Data to process:

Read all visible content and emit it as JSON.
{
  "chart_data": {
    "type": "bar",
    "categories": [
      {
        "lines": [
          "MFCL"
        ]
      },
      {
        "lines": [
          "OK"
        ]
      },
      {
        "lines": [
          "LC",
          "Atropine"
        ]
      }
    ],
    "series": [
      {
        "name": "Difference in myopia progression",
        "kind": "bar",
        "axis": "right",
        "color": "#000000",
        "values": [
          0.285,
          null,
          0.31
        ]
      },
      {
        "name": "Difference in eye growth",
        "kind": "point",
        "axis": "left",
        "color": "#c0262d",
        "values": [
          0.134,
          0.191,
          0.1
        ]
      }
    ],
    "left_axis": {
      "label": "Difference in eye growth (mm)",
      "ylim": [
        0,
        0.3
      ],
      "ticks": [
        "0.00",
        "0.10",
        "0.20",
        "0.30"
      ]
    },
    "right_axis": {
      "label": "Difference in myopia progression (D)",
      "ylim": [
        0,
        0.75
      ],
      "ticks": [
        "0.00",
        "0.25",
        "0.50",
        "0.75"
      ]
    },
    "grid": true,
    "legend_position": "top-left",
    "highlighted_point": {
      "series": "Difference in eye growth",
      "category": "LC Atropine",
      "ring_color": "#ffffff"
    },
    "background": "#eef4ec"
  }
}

Prompt:
Retype every record above exactly as it appears.

Answer in full:
Read all visible content and emit it as JSON.
{
  "chart_data": {
    "type": "bar",
    "categories": [
      {
        "lines": [
          "MFCL"
        ]
      },
      {
        "lines": [
          "OK"
        ]
      },
      {
        "lines": [
          "LC",
          "Atropine"
        ]
      }
    ],
    "series": [
      {
        "name": "Difference in myopia progression",
        "kind": "bar",
        "axis": "right",
        "color": "#000000",
        "values": [
          0.285,
          null,
          0.31
        ]
      },
      {
        "name": "Difference in eye growth",
        "kind": "point",
        "axis": "left",
        "color": "#c0262d",
        "values": [
          0.134,
          0.191,
          0.1
        ]
      }
    ],
    "left_axis": {
      "label": "Difference in eye growth (mm)",
      "ylim": [
        0,
        0.3
      ],
      "ticks": [
        "0.00",
        "0.10",
        "0.20",
        "0.30"
      ]
    },
    "right_axis": {
      "label": "Difference in myopia progression (D)",
      "ylim": [
        0,
        0.75
      ],
      "ticks": [
        "0.00",
        "0.25",
        "0.50",
        "0.75"
      ]
    },
    "grid": true,
    "legend_position": "top-left",
    "highlighted_point": {
      "series": "Difference in eye growth",
      "category": "LC Atropine",
      "ring_color": "#ffffff"
    },
    "background": "#eef4ec"
  }
}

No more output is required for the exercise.